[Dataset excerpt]
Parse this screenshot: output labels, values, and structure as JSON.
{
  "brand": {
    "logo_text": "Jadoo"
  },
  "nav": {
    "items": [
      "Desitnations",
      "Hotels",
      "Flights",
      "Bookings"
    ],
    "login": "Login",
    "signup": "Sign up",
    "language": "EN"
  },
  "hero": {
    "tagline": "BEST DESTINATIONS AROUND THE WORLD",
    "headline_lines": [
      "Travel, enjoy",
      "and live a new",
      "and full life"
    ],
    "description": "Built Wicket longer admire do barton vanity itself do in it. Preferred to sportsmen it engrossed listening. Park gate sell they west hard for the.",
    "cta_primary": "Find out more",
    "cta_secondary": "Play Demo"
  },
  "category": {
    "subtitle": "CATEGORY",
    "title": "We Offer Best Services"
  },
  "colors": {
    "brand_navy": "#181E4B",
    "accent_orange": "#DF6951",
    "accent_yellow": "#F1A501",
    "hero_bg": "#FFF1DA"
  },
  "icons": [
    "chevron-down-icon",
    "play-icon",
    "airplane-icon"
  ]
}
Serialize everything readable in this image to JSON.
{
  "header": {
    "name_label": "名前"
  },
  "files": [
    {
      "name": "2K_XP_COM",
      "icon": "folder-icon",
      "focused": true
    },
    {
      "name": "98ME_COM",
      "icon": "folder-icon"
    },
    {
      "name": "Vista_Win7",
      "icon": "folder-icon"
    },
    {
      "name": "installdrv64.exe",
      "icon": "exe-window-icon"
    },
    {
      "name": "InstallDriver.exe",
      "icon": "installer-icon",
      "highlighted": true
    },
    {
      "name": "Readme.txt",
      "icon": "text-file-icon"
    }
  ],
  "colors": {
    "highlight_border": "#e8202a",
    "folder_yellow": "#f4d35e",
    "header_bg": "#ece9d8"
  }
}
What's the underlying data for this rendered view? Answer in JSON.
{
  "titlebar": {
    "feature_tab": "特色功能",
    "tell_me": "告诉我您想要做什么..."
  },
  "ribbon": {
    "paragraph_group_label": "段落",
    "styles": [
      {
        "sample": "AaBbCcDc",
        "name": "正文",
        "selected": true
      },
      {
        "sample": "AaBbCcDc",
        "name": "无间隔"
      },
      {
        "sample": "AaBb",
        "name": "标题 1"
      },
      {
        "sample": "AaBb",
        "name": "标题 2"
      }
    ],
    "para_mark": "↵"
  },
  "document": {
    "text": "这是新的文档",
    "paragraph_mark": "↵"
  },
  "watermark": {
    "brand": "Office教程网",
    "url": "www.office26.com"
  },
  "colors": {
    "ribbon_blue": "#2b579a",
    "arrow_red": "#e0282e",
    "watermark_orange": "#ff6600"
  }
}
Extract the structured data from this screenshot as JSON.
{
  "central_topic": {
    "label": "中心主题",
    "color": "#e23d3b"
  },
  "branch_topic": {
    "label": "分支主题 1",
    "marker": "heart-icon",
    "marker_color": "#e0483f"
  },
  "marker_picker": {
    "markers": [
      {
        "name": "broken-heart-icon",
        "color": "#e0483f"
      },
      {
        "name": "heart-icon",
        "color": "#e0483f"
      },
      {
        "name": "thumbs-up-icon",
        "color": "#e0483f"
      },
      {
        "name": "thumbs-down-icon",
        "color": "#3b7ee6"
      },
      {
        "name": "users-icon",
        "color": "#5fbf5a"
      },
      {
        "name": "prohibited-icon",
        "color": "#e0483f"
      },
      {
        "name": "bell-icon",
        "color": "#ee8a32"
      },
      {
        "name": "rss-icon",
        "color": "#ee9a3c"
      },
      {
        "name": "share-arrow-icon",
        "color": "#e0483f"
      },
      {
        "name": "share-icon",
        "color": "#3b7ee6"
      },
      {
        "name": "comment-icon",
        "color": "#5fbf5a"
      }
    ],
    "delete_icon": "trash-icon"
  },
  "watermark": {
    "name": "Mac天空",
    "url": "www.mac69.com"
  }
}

**TASK**
Give the records above again, word for word.

**RESPONSE TO THE EXERCISE**
Parse this screenshot: output labels, values, and structure as JSON.
{
  "brand": {
    "logo_text": "Jadoo"
  },
  "nav": {
    "items": [
      "Desitnations",
      "Hotels",
      "Flights",
      "Bookings"
    ],
    "login": "Login",
    "signup": "Sign up",
    "language": "EN"
  },
  "hero": {
    "tagline": "BEST DESTINATIONS AROUND THE WORLD",
    "headline_lines": [
      "Travel, enjoy",
      "and live a new",
      "and full life"
    ],
    "description": "Built Wicket longer admire do barton vanity itself do in it. Preferred to sportsmen it engrossed listening. Park gate sell they west hard for the.",
    "cta_primary": "Find out more",
    "cta_secondary": "Play Demo"
  },
  "category": {
    "subtitle": "CATEGORY",
    "title": "We Offer Best Services"
  },
  "colors": {
    "brand_navy": "#181E4B",
    "accent_orange": "#DF6951",
    "accent_yellow": "#F1A501",
    "hero_bg": "#FFF1DA"
  },
  "icons": [
    "chevron-down-icon",
    "play-icon",
    "airplane-icon"
  ]
}
Serialize everything readable in this image to JSON.
{
  "header": {
    "name_label": "名前"
  },
  "files": [
    {
      "name": "2K_XP_COM",
      "icon": "folder-icon",
      "focused": true
    },
    {
      "name": "98ME_COM",
      "icon": "folder-icon"
    },
    {
      "name": "Vista_Win7",
      "icon": "folder-icon"
    },
    {
      "name": "installdrv64.exe",
      "icon": "exe-window-icon"
    },
    {
      "name": "InstallDriver.exe",
      "icon": "installer-icon",
      "highlighted": true
    },
    {
      "name": "Readme.txt",
      "icon": "text-file-icon"
    }
  ],
  "colors": {
    "highlight_border": "#e8202a",
    "folder_yellow": "#f4d35e",
    "header_bg": "#ece9d8"
  }
}
What's the underlying data for this rendered view? Answer in JSON.
{
  "titlebar": {
    "feature_tab": "特色功能",
    "tell_me": "告诉我您想要做什么..."
  },
  "ribbon": {
    "paragraph_group_label": "段落",
    "styles": [
      {
        "sample": "AaBbCcDc",
        "name": "正文",
        "selected": true
      },
      {
        "sample": "AaBbCcDc",
        "name": "无间隔"
      },
      {
        "sample": "AaBb",
        "name": "标题 1"
      },
      {
        "sample": "AaBb",
        "name": "标题 2"
      }
    ],
    "para_mark": "↵"
  },
  "document": {
    "text": "这是新的文档",
    "paragraph_mark": "↵"
  },
  "watermark": {
    "brand": "Office教程网",
    "url": "www.office26.com"
  },
  "colors": {
    "ribbon_blue": "#2b579a",
    "arrow_red": "#e0282e",
    "watermark_orange": "#ff6600"
  }
}
Extract the structured data from this screenshot as JSON.
{
  "central_topic": {
    "label": "中心主题",
    "color": "#e23d3b"
  },
  "branch_topic": {
    "label": "分支主题 1",
    "marker": "heart-icon",
    "marker_color": "#e0483f"
  },
  "marker_picker": {
    "markers": [
      {
        "name": "broken-heart-icon",
        "color": "#e0483f"
      },
      {
        "name": "heart-icon",
        "color": "#e0483f"
      },
      {
        "name": "thumbs-up-icon",
        "color": "#e0483f"
      },
      {
        "name": "thumbs-down-icon",
        "color": "#3b7ee6"
      },
      {
        "name": "users-icon",
        "color": "#5fbf5a"
      },
      {
        "name": "prohibited-icon",
        "color": "#e0483f"
      },
      {
        "name": "bell-icon",
        "color": "#ee8a32"
      },
      {
        "name": "rss-icon",
        "color": "#ee9a3c"
      },
      {
        "name": "share-arrow-icon",
        "color": "#e0483f"
      },
      {
        "name": "share-icon",
        "color": "#3b7ee6"
      },
      {
        "name": "comment-icon",
        "color": "#5fbf5a"
      }
    ],
    "delete_icon": "trash-icon"
  },
  "watermark": {
    "name": "Mac天空",
    "url": "www.mac69.com"
  }
}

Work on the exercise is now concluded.